## WHAT TO DO
Without including any pictures, write out all the entries exactly.

(Chart and figure data)
================================
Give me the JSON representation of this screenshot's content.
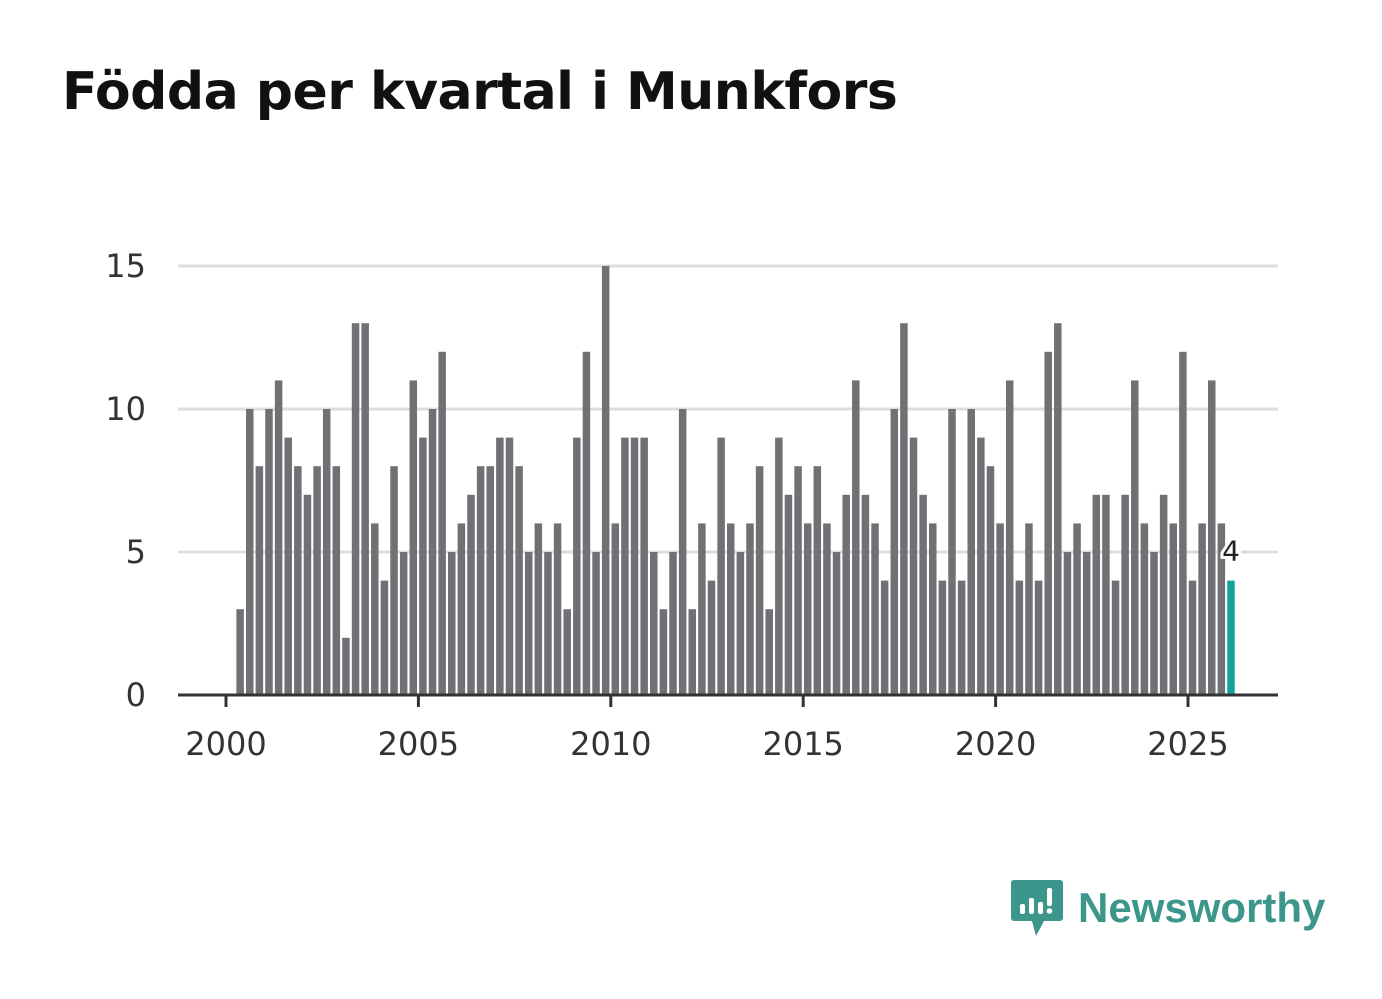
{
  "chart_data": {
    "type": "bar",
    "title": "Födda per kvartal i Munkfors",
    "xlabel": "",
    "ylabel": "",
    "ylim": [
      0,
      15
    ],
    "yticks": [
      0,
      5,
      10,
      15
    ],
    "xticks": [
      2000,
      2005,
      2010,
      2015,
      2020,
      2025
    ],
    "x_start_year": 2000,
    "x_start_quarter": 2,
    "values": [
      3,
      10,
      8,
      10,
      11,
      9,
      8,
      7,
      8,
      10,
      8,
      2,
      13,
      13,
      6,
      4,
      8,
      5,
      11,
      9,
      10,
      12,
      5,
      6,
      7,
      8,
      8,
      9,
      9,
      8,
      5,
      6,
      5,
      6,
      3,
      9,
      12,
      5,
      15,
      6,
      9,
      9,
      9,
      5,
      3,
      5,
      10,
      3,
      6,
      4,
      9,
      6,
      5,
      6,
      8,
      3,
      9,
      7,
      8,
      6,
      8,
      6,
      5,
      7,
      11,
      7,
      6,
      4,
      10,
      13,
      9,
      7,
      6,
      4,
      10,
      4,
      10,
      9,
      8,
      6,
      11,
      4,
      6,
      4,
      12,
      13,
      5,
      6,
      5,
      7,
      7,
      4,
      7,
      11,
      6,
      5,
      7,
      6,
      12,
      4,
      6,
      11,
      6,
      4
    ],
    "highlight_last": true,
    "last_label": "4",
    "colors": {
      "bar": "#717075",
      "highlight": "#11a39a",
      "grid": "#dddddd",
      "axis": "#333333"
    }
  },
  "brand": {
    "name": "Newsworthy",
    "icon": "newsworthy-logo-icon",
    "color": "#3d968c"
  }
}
================================
## COMPLETE ANSWER
Give me the JSON representation of this screenshot's content.
{
  "chart_data": {
    "type": "bar",
    "title": "Födda per kvartal i Munkfors",
    "xlabel": "",
    "ylabel": "",
    "ylim": [
      0,
      15
    ],
    "yticks": [
      0,
      5,
      10,
      15
    ],
    "xticks": [
      2000,
      2005,
      2010,
      2015,
      2020,
      2025
    ],
    "x_start_year": 2000,
    "x_start_quarter": 2,
    "values": [
      3,
      10,
      8,
      10,
      11,
      9,
      8,
      7,
      8,
      10,
      8,
      2,
      13,
      13,
      6,
      4,
      8,
      5,
      11,
      9,
      10,
      12,
      5,
      6,
      7,
      8,
      8,
      9,
      9,
      8,
      5,
      6,
      5,
      6,
      3,
      9,
      12,
      5,
      15,
      6,
      9,
      9,
      9,
      5,
      3,
      5,
      10,
      3,
      6,
      4,
      9,
      6,
      5,
      6,
      8,
      3,
      9,
      7,
      8,
      6,
      8,
      6,
      5,
      7,
      11,
      7,
      6,
      4,
      10,
      13,
      9,
      7,
      6,
      4,
      10,
      4,
      10,
      9,
      8,
      6,
      11,
      4,
      6,
      4,
      12,
      13,
      5,
      6,
      5,
      7,
      7,
      4,
      7,
      11,
      6,
      5,
      7,
      6,
      12,
      4,
      6,
      11,
      6,
      4
    ],
    "highlight_last": true,
    "last_label": "4",
    "colors": {
      "bar": "#717075",
      "highlight": "#11a39a",
      "grid": "#dddddd",
      "axis": "#333333"
    }
  },
  "brand": {
    "name": "Newsworthy",
    "icon": "newsworthy-logo-icon",
    "color": "#3d968c"
  }
}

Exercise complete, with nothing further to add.